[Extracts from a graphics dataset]
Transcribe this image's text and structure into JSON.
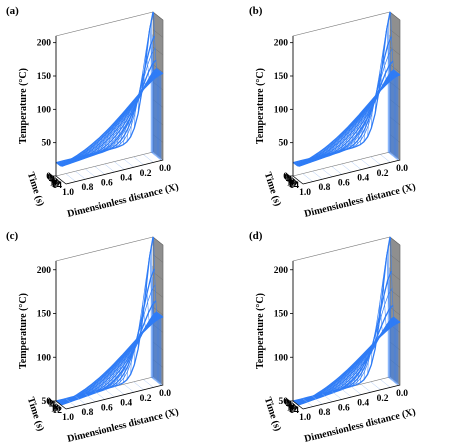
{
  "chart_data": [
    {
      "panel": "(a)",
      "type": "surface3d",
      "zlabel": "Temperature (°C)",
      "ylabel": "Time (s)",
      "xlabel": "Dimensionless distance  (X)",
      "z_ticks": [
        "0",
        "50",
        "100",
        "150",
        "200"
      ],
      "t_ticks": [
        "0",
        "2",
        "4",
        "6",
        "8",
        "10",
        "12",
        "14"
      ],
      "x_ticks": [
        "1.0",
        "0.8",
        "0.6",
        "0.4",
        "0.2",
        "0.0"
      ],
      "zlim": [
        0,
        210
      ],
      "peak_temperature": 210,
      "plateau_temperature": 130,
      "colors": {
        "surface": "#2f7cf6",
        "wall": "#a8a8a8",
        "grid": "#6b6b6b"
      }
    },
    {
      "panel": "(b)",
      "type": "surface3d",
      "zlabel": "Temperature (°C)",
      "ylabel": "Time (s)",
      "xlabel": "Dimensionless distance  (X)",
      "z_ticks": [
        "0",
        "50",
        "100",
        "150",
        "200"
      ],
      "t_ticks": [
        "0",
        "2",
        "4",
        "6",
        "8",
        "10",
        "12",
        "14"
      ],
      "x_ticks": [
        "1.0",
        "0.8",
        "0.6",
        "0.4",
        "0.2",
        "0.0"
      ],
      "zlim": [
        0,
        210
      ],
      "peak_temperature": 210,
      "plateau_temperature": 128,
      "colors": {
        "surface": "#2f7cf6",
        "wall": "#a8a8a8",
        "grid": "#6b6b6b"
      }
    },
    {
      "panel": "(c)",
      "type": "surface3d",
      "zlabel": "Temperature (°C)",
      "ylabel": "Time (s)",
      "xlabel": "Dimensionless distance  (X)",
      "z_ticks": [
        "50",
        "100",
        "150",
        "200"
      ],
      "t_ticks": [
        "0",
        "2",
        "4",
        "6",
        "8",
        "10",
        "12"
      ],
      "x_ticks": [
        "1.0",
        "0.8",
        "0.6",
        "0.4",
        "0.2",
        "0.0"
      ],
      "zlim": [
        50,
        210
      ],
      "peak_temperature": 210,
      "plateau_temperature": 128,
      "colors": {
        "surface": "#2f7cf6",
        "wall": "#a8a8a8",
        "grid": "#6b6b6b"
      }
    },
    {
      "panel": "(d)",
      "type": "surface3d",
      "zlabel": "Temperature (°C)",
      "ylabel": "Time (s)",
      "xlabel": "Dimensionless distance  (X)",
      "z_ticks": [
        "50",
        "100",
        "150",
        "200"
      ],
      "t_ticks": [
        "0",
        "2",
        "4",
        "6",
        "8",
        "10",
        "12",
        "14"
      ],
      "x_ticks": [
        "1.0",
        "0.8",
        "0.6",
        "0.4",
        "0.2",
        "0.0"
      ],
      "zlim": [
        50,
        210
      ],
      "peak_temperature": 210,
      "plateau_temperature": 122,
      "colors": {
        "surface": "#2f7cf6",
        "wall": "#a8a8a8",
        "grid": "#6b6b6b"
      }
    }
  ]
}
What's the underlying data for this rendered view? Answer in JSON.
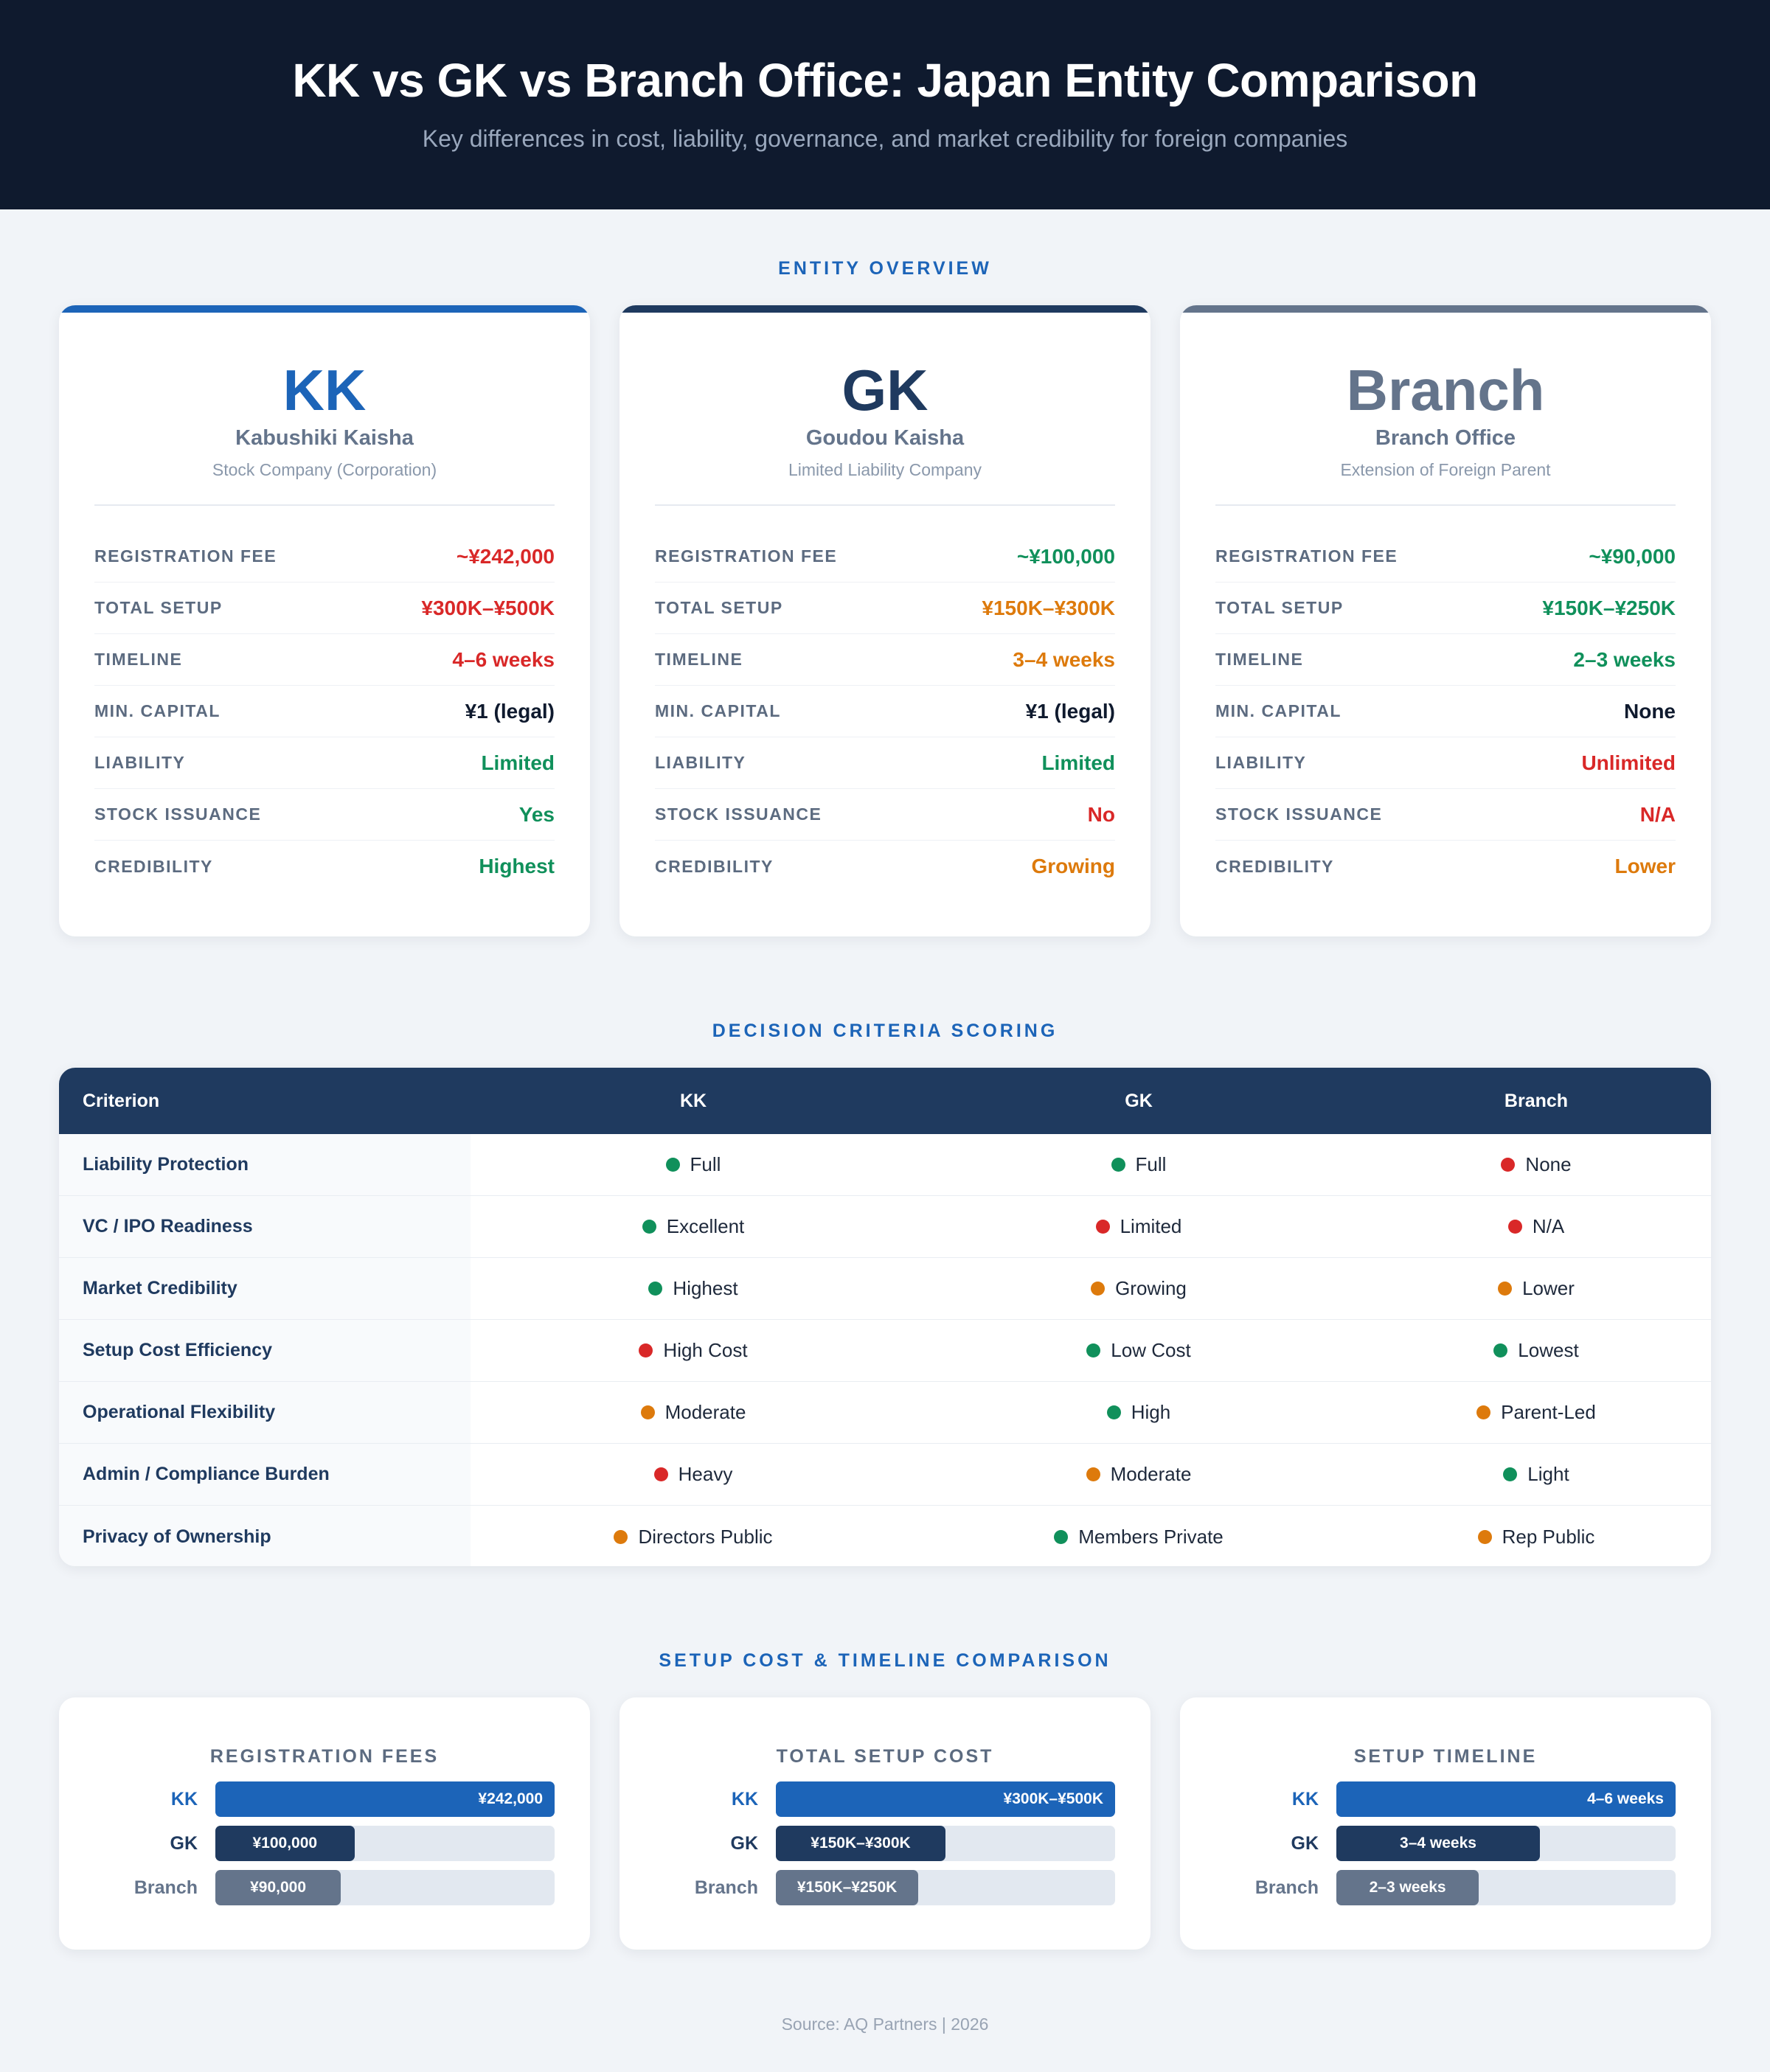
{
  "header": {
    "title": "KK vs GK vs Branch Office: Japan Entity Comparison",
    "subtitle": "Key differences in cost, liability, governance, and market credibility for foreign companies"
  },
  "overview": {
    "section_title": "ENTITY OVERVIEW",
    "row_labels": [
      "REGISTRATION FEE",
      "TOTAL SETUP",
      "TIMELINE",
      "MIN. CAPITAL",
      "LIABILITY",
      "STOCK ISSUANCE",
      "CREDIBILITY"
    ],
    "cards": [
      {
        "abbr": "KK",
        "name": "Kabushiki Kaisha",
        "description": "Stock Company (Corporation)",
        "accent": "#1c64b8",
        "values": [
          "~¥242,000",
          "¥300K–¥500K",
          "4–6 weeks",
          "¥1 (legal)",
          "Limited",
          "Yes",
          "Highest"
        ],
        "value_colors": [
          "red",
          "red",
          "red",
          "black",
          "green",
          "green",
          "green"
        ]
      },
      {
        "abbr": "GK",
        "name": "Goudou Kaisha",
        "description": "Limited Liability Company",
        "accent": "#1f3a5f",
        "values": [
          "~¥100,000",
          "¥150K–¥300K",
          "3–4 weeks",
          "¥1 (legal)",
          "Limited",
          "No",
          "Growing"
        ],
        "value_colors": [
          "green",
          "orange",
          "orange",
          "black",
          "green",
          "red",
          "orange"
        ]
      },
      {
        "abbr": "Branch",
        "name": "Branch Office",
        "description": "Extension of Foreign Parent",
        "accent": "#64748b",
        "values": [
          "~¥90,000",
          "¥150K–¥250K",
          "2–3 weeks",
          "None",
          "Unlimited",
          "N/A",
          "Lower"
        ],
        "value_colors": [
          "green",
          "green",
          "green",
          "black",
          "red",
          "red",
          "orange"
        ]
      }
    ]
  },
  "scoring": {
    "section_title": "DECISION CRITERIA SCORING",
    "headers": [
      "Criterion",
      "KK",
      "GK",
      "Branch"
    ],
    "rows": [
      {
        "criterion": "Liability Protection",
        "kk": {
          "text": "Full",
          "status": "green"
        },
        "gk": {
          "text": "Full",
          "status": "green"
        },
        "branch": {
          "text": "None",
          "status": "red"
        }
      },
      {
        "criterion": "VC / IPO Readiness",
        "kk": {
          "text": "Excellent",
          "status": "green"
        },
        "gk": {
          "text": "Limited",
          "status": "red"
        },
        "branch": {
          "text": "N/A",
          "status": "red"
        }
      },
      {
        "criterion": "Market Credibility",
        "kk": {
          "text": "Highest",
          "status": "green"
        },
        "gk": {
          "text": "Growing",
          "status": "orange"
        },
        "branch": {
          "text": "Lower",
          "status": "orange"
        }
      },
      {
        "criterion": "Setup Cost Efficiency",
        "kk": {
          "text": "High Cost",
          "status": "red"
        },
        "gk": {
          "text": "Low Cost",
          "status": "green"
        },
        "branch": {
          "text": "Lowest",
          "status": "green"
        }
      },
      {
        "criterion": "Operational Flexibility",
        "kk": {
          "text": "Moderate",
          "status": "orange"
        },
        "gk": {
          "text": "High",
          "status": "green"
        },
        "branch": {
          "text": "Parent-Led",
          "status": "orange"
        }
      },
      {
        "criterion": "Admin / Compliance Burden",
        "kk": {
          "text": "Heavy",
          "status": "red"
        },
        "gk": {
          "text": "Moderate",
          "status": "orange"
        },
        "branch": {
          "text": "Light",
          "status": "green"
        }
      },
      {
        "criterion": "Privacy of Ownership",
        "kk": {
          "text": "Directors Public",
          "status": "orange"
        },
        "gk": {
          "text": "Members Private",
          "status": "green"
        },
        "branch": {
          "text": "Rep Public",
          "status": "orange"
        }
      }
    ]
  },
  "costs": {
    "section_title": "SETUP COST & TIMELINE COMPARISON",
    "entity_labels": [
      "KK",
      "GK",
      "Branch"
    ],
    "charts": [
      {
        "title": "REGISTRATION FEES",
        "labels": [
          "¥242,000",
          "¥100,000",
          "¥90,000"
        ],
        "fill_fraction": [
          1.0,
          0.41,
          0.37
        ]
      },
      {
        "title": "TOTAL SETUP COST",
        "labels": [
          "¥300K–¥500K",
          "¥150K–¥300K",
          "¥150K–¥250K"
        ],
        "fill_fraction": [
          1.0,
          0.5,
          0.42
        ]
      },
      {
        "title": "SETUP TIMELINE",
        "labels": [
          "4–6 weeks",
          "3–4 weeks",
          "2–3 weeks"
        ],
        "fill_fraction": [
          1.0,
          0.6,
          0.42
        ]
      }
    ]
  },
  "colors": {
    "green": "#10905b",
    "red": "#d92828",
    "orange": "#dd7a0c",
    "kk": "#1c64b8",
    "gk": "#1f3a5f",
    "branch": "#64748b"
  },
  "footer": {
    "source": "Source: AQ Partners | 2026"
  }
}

Short problem ▸
Pick out all lines containing the string "Office".

Written solution ▸
    "title": "KK vs GK vs Branch Office: Japan Entity Comparison",
        "name": "Branch Office",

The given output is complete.